**WHAT IS EXPECTED**
Where a line of the listing below includes the word "Macrorregião", reproduce that line.

------------------------------------------------

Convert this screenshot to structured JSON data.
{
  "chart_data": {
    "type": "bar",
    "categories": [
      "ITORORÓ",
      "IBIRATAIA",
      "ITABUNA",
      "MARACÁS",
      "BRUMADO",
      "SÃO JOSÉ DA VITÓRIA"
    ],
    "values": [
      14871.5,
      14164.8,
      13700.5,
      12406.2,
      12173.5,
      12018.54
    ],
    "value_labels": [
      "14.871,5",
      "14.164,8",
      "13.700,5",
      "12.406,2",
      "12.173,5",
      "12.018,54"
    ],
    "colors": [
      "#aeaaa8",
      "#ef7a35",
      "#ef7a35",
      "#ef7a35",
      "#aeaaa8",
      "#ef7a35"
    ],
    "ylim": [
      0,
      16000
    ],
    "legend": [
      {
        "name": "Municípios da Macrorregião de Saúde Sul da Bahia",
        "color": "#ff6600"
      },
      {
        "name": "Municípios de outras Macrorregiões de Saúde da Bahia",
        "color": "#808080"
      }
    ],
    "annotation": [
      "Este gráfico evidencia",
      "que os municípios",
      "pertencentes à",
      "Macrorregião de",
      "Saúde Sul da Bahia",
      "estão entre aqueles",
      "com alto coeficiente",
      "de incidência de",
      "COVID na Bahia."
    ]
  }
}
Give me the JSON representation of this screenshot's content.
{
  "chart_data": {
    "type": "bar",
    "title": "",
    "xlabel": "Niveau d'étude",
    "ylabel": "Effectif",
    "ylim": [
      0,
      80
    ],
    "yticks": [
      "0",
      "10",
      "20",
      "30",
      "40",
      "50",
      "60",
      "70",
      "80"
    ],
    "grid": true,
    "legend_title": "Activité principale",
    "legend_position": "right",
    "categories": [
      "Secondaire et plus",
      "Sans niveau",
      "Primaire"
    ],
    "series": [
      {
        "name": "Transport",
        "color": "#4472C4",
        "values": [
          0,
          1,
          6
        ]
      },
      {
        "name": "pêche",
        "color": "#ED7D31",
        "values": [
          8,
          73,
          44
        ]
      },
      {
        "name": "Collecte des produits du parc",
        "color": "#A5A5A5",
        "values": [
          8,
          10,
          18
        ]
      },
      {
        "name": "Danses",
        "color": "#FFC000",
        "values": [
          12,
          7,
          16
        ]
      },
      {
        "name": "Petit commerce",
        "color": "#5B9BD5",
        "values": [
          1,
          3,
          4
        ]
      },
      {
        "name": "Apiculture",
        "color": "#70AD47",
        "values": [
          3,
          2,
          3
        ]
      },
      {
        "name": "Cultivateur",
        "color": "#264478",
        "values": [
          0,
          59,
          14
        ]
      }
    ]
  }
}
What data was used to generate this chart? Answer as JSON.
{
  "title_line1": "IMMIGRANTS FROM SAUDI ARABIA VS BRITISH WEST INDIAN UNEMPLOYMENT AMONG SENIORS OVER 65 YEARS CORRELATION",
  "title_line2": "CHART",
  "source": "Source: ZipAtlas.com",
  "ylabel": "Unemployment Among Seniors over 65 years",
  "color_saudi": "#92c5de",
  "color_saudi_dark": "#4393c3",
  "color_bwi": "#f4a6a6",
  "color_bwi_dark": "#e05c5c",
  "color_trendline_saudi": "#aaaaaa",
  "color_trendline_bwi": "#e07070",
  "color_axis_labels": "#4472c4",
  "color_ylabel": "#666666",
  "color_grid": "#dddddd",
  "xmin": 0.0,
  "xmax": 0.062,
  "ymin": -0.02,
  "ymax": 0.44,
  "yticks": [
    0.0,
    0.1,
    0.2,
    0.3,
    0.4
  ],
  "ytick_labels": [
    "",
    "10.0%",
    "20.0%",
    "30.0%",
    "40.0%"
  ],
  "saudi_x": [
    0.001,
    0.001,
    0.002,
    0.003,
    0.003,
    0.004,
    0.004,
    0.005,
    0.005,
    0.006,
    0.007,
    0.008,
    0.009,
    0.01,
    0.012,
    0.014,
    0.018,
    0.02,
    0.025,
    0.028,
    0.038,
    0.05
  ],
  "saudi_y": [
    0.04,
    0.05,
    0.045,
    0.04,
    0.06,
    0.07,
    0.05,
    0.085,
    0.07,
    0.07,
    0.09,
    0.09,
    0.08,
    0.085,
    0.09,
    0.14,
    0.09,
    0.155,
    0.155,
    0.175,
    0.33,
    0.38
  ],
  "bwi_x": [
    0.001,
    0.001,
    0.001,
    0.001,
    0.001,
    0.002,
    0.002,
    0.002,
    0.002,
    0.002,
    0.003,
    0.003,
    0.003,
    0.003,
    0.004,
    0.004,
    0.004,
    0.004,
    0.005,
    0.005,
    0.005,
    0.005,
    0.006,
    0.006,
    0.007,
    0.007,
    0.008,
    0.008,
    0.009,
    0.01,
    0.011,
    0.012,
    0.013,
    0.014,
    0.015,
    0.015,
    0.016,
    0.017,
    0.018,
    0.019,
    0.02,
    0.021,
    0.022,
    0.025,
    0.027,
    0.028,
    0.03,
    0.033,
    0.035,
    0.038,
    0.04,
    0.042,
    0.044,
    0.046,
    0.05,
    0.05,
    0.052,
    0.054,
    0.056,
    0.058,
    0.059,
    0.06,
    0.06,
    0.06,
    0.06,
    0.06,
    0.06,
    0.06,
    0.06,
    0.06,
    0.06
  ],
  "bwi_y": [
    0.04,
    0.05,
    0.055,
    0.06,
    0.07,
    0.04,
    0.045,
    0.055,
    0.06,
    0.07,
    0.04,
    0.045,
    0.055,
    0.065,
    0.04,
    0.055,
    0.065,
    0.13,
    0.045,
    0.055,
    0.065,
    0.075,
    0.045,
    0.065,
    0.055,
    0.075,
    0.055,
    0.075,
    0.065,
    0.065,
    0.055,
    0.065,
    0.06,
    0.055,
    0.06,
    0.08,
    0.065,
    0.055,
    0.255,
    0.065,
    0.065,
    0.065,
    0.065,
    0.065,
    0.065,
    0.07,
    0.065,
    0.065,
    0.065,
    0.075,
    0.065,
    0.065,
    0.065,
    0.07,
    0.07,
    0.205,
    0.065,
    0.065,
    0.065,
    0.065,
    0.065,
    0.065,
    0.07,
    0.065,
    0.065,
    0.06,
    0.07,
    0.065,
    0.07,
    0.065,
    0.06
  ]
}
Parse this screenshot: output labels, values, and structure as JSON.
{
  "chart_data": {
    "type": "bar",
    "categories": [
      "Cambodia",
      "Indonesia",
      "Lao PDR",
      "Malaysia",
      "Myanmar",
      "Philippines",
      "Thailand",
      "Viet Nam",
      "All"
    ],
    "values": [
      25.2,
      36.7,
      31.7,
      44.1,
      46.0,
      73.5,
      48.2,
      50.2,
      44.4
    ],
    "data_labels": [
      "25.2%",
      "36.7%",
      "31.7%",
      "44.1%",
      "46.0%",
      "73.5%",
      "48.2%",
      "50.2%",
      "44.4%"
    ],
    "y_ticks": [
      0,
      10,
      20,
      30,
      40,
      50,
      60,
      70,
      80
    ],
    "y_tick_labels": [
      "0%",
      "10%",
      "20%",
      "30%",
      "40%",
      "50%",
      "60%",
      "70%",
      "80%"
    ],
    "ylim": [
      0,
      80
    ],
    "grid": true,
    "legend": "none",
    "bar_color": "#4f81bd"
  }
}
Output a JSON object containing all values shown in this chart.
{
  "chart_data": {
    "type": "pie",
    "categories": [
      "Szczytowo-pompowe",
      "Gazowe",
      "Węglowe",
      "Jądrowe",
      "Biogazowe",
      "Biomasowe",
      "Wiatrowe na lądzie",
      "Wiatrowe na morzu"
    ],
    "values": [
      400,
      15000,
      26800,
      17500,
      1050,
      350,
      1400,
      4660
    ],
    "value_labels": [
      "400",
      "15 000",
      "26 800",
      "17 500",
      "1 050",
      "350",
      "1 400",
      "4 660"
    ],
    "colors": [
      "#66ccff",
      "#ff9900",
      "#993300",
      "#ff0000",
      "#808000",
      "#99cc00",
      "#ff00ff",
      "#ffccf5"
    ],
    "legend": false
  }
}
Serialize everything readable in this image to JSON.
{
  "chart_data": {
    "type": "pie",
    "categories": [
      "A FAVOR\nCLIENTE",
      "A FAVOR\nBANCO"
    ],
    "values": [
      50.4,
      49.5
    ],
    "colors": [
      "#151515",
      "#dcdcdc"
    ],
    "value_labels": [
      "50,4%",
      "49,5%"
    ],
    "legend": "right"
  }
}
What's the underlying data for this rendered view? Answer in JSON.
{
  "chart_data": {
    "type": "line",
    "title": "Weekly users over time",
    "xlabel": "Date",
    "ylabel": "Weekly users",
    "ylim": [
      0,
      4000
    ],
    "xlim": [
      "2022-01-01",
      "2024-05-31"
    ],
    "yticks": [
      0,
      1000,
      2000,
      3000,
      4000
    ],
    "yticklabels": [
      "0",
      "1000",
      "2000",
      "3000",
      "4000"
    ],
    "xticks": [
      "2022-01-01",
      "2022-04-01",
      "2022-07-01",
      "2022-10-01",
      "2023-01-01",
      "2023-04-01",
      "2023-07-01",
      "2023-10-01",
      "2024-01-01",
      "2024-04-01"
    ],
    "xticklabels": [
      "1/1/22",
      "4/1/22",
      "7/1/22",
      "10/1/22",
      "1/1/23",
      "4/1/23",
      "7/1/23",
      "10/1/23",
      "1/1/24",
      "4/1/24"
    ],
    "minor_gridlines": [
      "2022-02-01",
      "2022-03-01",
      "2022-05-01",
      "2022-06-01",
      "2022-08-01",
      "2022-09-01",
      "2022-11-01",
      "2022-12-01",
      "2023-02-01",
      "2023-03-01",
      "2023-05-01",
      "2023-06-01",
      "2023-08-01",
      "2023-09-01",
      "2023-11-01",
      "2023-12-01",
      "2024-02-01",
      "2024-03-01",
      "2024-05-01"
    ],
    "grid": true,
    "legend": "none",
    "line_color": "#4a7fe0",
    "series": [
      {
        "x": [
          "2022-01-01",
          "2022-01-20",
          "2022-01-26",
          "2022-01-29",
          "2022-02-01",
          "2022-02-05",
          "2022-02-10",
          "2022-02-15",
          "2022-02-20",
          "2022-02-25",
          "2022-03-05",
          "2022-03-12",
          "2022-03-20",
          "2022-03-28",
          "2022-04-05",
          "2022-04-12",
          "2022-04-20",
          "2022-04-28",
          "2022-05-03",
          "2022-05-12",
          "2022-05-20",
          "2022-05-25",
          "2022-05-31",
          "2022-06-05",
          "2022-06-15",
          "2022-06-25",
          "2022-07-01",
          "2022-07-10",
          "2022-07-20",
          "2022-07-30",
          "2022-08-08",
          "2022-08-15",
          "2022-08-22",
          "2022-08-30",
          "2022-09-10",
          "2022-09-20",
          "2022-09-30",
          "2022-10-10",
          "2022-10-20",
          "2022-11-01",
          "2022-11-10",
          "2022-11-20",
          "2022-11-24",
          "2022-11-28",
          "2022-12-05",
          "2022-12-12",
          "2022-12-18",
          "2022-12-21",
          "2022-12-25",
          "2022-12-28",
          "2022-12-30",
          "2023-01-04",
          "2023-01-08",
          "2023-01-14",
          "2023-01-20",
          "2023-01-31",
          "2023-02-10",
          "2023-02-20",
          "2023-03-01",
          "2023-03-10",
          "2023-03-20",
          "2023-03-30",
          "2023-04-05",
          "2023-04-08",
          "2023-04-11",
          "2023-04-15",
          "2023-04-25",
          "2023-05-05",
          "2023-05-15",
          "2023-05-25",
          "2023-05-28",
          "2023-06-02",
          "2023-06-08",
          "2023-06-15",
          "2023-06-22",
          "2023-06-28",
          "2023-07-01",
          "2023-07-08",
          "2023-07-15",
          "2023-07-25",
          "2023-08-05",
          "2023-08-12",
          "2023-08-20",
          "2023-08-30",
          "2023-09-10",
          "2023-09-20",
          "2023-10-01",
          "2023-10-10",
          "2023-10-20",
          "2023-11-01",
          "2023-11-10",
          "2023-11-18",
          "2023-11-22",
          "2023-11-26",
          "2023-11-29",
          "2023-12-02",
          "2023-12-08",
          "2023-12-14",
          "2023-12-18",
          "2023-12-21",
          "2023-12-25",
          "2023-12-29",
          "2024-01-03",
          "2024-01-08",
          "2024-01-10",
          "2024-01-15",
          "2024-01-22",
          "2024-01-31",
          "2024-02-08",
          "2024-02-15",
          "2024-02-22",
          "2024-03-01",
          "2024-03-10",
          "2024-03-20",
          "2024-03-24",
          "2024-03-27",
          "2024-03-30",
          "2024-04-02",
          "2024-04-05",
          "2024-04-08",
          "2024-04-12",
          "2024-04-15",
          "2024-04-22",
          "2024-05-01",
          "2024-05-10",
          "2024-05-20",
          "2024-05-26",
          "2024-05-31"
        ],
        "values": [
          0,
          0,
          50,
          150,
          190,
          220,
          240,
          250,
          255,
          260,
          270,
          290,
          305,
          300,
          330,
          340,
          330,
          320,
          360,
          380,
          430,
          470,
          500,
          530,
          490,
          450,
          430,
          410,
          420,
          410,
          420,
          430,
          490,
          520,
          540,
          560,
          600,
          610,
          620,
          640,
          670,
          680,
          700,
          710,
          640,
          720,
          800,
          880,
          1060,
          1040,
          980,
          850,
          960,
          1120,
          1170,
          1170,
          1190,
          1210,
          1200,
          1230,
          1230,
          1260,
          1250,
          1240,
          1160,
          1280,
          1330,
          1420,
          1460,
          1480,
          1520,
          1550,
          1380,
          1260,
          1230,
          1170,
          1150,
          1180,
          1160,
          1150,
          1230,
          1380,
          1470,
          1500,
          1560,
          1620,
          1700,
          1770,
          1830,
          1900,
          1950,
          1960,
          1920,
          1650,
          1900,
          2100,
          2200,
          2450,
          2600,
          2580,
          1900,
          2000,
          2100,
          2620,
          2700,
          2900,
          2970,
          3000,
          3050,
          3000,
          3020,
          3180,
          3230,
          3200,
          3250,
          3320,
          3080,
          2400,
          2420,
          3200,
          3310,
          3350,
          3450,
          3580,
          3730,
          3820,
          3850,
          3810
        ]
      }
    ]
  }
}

------------------------------------------------

**SOLUTION FOR THIS EXERCISE**
        "name": "Municípios da Macrorregião de Saúde Sul da Bahia",
      "Macrorregião de",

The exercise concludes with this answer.